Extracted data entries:
## BEGIN
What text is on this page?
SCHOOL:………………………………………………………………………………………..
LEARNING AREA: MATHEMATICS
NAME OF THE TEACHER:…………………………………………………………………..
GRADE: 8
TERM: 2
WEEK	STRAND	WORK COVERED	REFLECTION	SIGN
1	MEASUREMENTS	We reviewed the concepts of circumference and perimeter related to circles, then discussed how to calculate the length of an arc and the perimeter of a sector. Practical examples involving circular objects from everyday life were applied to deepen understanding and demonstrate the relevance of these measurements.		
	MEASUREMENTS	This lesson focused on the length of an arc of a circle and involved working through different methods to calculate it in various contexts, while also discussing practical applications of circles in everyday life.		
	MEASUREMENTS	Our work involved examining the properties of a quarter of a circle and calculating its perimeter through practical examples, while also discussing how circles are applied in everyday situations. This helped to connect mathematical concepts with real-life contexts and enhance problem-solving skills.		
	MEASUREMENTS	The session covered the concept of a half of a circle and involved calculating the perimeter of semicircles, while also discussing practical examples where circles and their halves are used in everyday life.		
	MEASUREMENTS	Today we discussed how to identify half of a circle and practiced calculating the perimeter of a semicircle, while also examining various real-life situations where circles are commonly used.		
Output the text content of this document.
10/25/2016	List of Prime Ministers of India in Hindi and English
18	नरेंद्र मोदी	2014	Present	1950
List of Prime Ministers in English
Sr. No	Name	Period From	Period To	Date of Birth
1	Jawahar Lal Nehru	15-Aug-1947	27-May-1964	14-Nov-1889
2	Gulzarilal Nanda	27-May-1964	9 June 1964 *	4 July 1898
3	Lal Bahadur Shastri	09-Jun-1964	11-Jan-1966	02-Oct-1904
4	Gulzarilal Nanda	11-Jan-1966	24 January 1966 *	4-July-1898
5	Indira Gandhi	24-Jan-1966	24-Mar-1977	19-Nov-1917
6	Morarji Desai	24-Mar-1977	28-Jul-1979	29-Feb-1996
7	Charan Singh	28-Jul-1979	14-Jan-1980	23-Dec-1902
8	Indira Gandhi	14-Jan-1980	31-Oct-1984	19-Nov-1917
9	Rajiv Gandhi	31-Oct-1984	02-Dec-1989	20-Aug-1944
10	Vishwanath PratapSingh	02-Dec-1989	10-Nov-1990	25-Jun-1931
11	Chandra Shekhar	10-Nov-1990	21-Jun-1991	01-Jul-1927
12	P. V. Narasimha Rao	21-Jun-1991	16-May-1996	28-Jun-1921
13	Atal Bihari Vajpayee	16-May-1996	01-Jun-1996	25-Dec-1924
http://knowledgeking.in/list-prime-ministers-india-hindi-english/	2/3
## END
_DESCRIPTION OF THE TASK_:
Retype the records in full. Keep every line identical to the original.

_SOLUTION FOR THIS TASK_:
What text is on this page?
SCHOOL:………………………………………………………………………………………..
LEARNING AREA: MATHEMATICS
NAME OF THE TEACHER:…………………………………………………………………..
GRADE: 8
TERM: 2
WEEK	STRAND	WORK COVERED	REFLECTION	SIGN
1	MEASUREMENTS	We reviewed the concepts of circumference and perimeter related to circles, then discussed how to calculate the length of an arc and the perimeter of a sector. Practical examples involving circular objects from everyday life were applied to deepen understanding and demonstrate the relevance of these measurements.		
	MEASUREMENTS	This lesson focused on the length of an arc of a circle and involved working through different methods to calculate it in various contexts, while also discussing practical applications of circles in everyday life.		
	MEASUREMENTS	Our work involved examining the properties of a quarter of a circle and calculating its perimeter through practical examples, while also discussing how circles are applied in everyday situations. This helped to connect mathematical concepts with real-life contexts and enhance problem-solving skills.		
	MEASUREMENTS	The session covered the concept of a half of a circle and involved calculating the perimeter of semicircles, while also discussing practical examples where circles and their halves are used in everyday life.		
	MEASUREMENTS	Today we discussed how to identify half of a circle and practiced calculating the perimeter of a semicircle, while also examining various real-life situations where circles are commonly used.		
Output the text content of this document.
10/25/2016	List of Prime Ministers of India in Hindi and English
18	नरेंद्र मोदी	2014	Present	1950
List of Prime Ministers in English
Sr. No	Name	Period From	Period To	Date of Birth
1	Jawahar Lal Nehru	15-Aug-1947	27-May-1964	14-Nov-1889
2	Gulzarilal Nanda	27-May-1964	9 June 1964 *	4 July 1898
3	Lal Bahadur Shastri	09-Jun-1964	11-Jan-1966	02-Oct-1904
4	Gulzarilal Nanda	11-Jan-1966	24 January 1966 *	4-July-1898
5	Indira Gandhi	24-Jan-1966	24-Mar-1977	19-Nov-1917
6	Morarji Desai	24-Mar-1977	28-Jul-1979	29-Feb-1996
7	Charan Singh	28-Jul-1979	14-Jan-1980	23-Dec-1902
8	Indira Gandhi	14-Jan-1980	31-Oct-1984	19-Nov-1917
9	Rajiv Gandhi	31-Oct-1984	02-Dec-1989	20-Aug-1944
10	Vishwanath PratapSingh	02-Dec-1989	10-Nov-1990	25-Jun-1931
11	Chandra Shekhar	10-Nov-1990	21-Jun-1991	01-Jul-1927
12	P. V. Narasimha Rao	21-Jun-1991	16-May-1996	28-Jun-1921
13	Atal Bihari Vajpayee	16-May-1996	01-Jun-1996	25-Dec-1924
http://knowledgeking.in/list-prime-ministers-india-hindi-english/	2/3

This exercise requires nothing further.